[START EXTRACTED INFORMATION]

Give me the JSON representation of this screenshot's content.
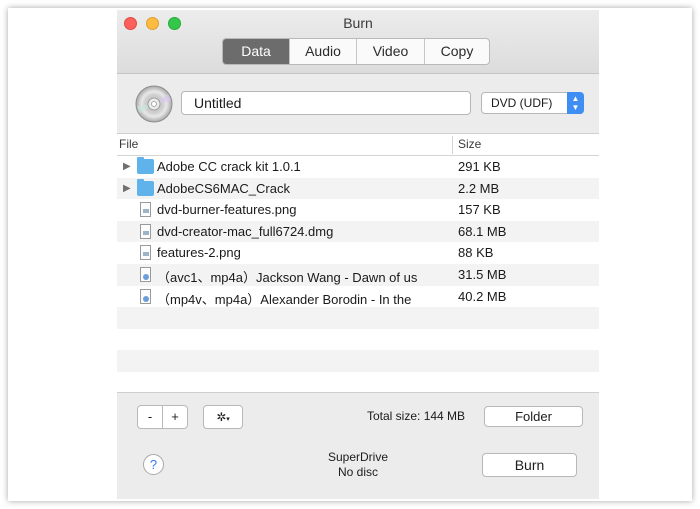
{
  "window": {
    "title": "Burn"
  },
  "tabs": [
    {
      "label": "Data",
      "active": true
    },
    {
      "label": "Audio",
      "active": false
    },
    {
      "label": "Video",
      "active": false
    },
    {
      "label": "Copy",
      "active": false
    }
  ],
  "disc": {
    "icon": "disc-icon",
    "name_value": "Untitled",
    "format_selected": "DVD (UDF)"
  },
  "table": {
    "columns": {
      "file": "File",
      "size": "Size"
    },
    "rows": [
      {
        "name": "Adobe CC crack kit 1.0.1",
        "size": "291 KB",
        "icon": "folder-icon",
        "expandable": true
      },
      {
        "name": "AdobeCS6MAC_Crack",
        "size": "2.2 MB",
        "icon": "folder-icon",
        "expandable": true
      },
      {
        "name": "dvd-burner-features.png",
        "size": "157 KB",
        "icon": "image-file-icon",
        "expandable": false
      },
      {
        "name": "dvd-creator-mac_full6724.dmg",
        "size": "68.1 MB",
        "icon": "disk-image-file-icon",
        "expandable": false
      },
      {
        "name": "features-2.png",
        "size": "88 KB",
        "icon": "image-file-icon",
        "expandable": false
      },
      {
        "name": "（avc1、mp4a）Jackson Wang - Dawn of us",
        "size": "31.5 MB",
        "icon": "video-file-icon",
        "expandable": false
      },
      {
        "name": "（mp4v、mp4a）Alexander Borodin - In the",
        "size": "40.2 MB",
        "icon": "video-file-icon",
        "expandable": false
      }
    ]
  },
  "bottom": {
    "minus_label": "-",
    "plus_label": "+",
    "gear_icon": "gear-icon",
    "total_size": "Total size: 144 MB",
    "folder_label": "Folder",
    "help_label": "?",
    "drive_name": "SuperDrive",
    "drive_status": "No disc",
    "burn_label": "Burn"
  },
  "colors": {
    "accent": "#3f8ef3",
    "active_tab": "#6c6c6c",
    "folder": "#5fb3ea",
    "close": "#fc605c",
    "minimize": "#fdbc40",
    "zoom": "#34c84a"
  }
}
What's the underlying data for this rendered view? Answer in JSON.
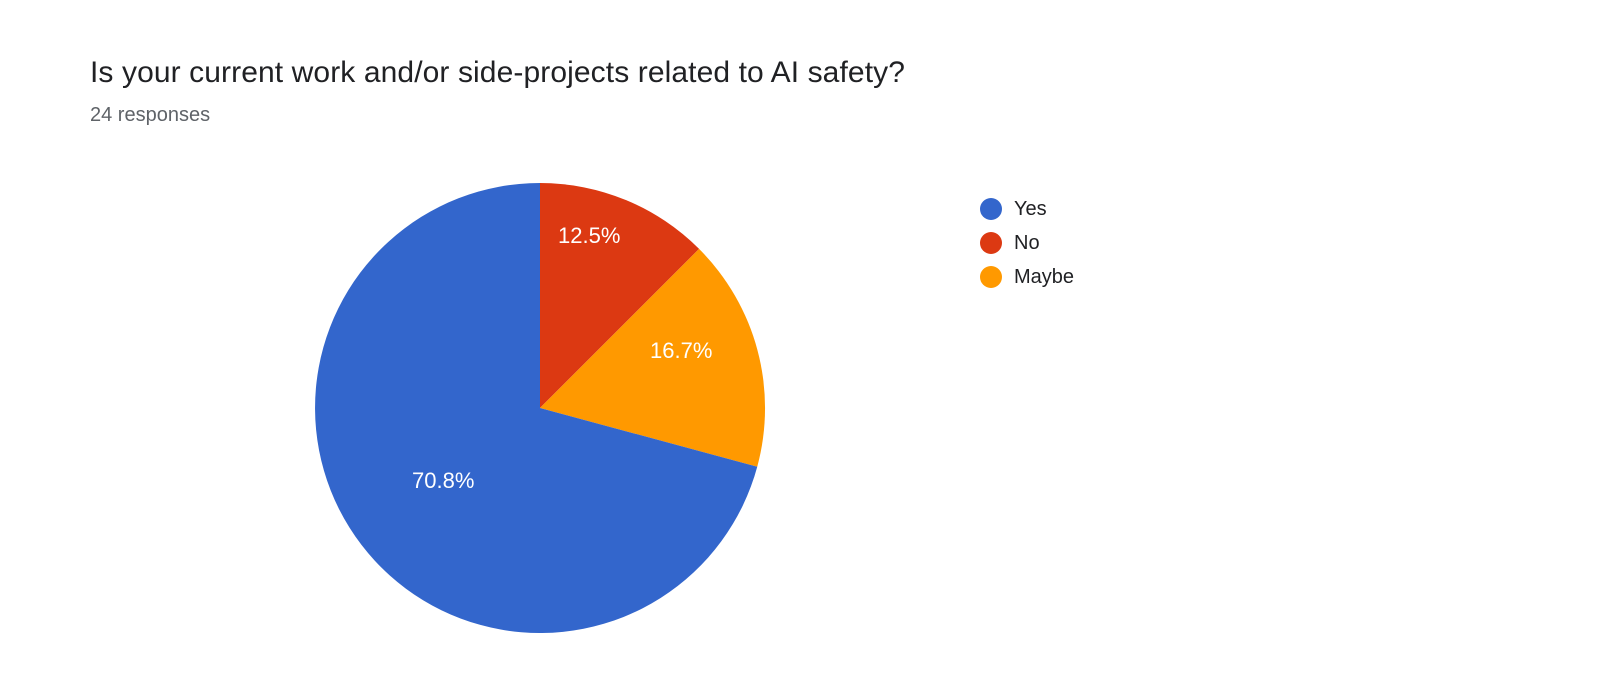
{
  "title": "Is your current work and/or side-projects related to AI safety?",
  "subtitle": "24 responses",
  "legend": {
    "items": [
      {
        "label": "Yes",
        "color": "#3366cc"
      },
      {
        "label": "No",
        "color": "#dc3912"
      },
      {
        "label": "Maybe",
        "color": "#ff9900"
      }
    ]
  },
  "slice_labels": {
    "yes": "70.8%",
    "no": "12.5%",
    "maybe": "16.7%"
  },
  "chart_data": {
    "type": "pie",
    "title": "Is your current work and/or side-projects related to AI safety?",
    "responses": 24,
    "series": [
      {
        "name": "Yes",
        "value": 70.8,
        "count": 17,
        "color": "#3366cc"
      },
      {
        "name": "No",
        "value": 12.5,
        "count": 3,
        "color": "#dc3912"
      },
      {
        "name": "Maybe",
        "value": 16.7,
        "count": 4,
        "color": "#ff9900"
      }
    ]
  }
}
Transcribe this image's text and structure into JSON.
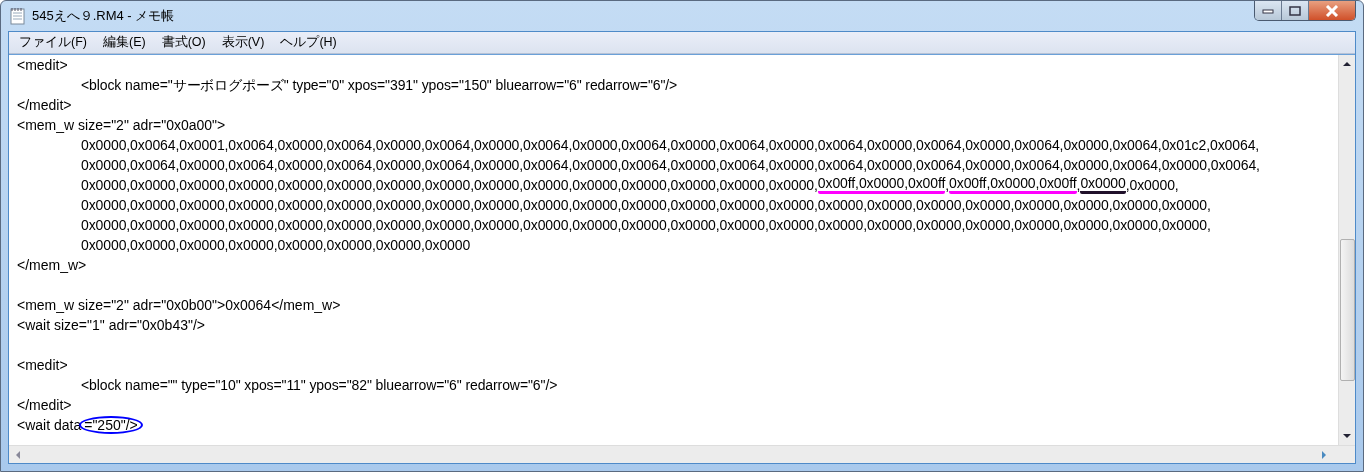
{
  "window": {
    "title": "545えへ９.RM4 - メモ帳"
  },
  "menu": [
    "ファイル(F)",
    "編集(E)",
    "書式(O)",
    "表示(V)",
    "ヘルプ(H)"
  ],
  "lines": [
    {
      "kind": "text",
      "indented": false,
      "segments": [
        {
          "kind": "plain",
          "text": "<medit>"
        }
      ]
    },
    {
      "kind": "text",
      "indented": true,
      "segments": [
        {
          "kind": "plain",
          "text": "<block name=\"サーボログポーズ\" type=\"0\" xpos=\"391\" ypos=\"150\" bluearrow=\"6\" redarrow=\"6\"/>"
        }
      ]
    },
    {
      "kind": "text",
      "indented": false,
      "segments": [
        {
          "kind": "plain",
          "text": "</medit>"
        }
      ]
    },
    {
      "kind": "text",
      "indented": false,
      "segments": [
        {
          "kind": "plain",
          "text": "<mem_w size=\"2\" adr=\"0x0a00\">"
        }
      ]
    },
    {
      "kind": "text",
      "indented": true,
      "segments": [
        {
          "kind": "plain",
          "text": "0x0000,0x0064,0x0001,0x0064,0x0000,0x0064,0x0000,0x0064,0x0000,0x0064,0x0000,0x0064,0x0000,0x0064,0x0000,0x0064,0x0000,0x0064,0x0000,0x0064,0x0000,0x0064,0x01c2,0x0064,"
        }
      ]
    },
    {
      "kind": "text",
      "indented": true,
      "segments": [
        {
          "kind": "plain",
          "text": "0x0000,0x0064,0x0000,0x0064,0x0000,0x0064,0x0000,0x0064,0x0000,0x0064,0x0000,0x0064,0x0000,0x0064,0x0000,0x0064,0x0000,0x0064,0x0000,0x0064,0x0000,0x0064,0x0000,0x0064,"
        }
      ]
    },
    {
      "kind": "text",
      "indented": true,
      "segments": [
        {
          "kind": "plain",
          "text": "0x0000,0x0000,0x0000,0x0000,0x0000,0x0000,0x0000,0x0000,0x0000,0x0000,0x0000,0x0000,0x0000,0x0000,0x0000,"
        },
        {
          "kind": "underlined",
          "color": "#ff00ff",
          "text": "0x00ff,0x0000,0x00ff"
        },
        {
          "kind": "plain",
          "text": ","
        },
        {
          "kind": "underlined",
          "color": "#ff00ff",
          "text": "0x00ff,0x0000,0x00ff"
        },
        {
          "kind": "plain",
          "text": ","
        },
        {
          "kind": "underlined",
          "color": "#20102a",
          "text": "0x0000"
        },
        {
          "kind": "plain",
          "text": ",0x0000,"
        }
      ]
    },
    {
      "kind": "text",
      "indented": true,
      "segments": [
        {
          "kind": "plain",
          "text": "0x0000,0x0000,0x0000,0x0000,0x0000,0x0000,0x0000,0x0000,0x0000,0x0000,0x0000,0x0000,0x0000,0x0000,0x0000,0x0000,0x0000,0x0000,0x0000,0x0000,0x0000,0x0000,0x0000,"
        }
      ]
    },
    {
      "kind": "text",
      "indented": true,
      "segments": [
        {
          "kind": "plain",
          "text": "0x0000,0x0000,0x0000,0x0000,0x0000,0x0000,0x0000,0x0000,0x0000,0x0000,0x0000,0x0000,0x0000,0x0000,0x0000,0x0000,0x0000,0x0000,0x0000,0x0000,0x0000,0x0000,0x0000,"
        }
      ]
    },
    {
      "kind": "text",
      "indented": true,
      "segments": [
        {
          "kind": "plain",
          "text": "0x0000,0x0000,0x0000,0x0000,0x0000,0x0000,0x0000,0x0000"
        }
      ]
    },
    {
      "kind": "text",
      "indented": false,
      "segments": [
        {
          "kind": "plain",
          "text": "</mem_w>"
        }
      ]
    },
    {
      "kind": "blank"
    },
    {
      "kind": "text",
      "indented": false,
      "segments": [
        {
          "kind": "plain",
          "text": "<mem_w size=\"2\" adr=\"0x0b00\">0x0064</mem_w>"
        }
      ]
    },
    {
      "kind": "text",
      "indented": false,
      "segments": [
        {
          "kind": "plain",
          "text": "<wait size=\"1\" adr=\"0x0b43\"/>"
        }
      ]
    },
    {
      "kind": "blank"
    },
    {
      "kind": "text",
      "indented": false,
      "segments": [
        {
          "kind": "plain",
          "text": "<medit>"
        }
      ]
    },
    {
      "kind": "text",
      "indented": true,
      "segments": [
        {
          "kind": "plain",
          "text": "<block name=\"\" type=\"10\" xpos=\"11\" ypos=\"82\" bluearrow=\"6\" redarrow=\"6\"/>"
        }
      ]
    },
    {
      "kind": "text",
      "indented": false,
      "segments": [
        {
          "kind": "plain",
          "text": "</medit>"
        }
      ]
    },
    {
      "kind": "text",
      "indented": false,
      "segments": [
        {
          "kind": "plain",
          "text": "<wait data"
        },
        {
          "kind": "circled",
          "color": "#0000ff",
          "text": "=\"250\"/>"
        }
      ]
    }
  ]
}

[END EXTRACTED INFORMATION]

**STATED TASK:**
State, as a number only, how many lines in the entries include "current".

**EXERCISE RESPONSE:**
2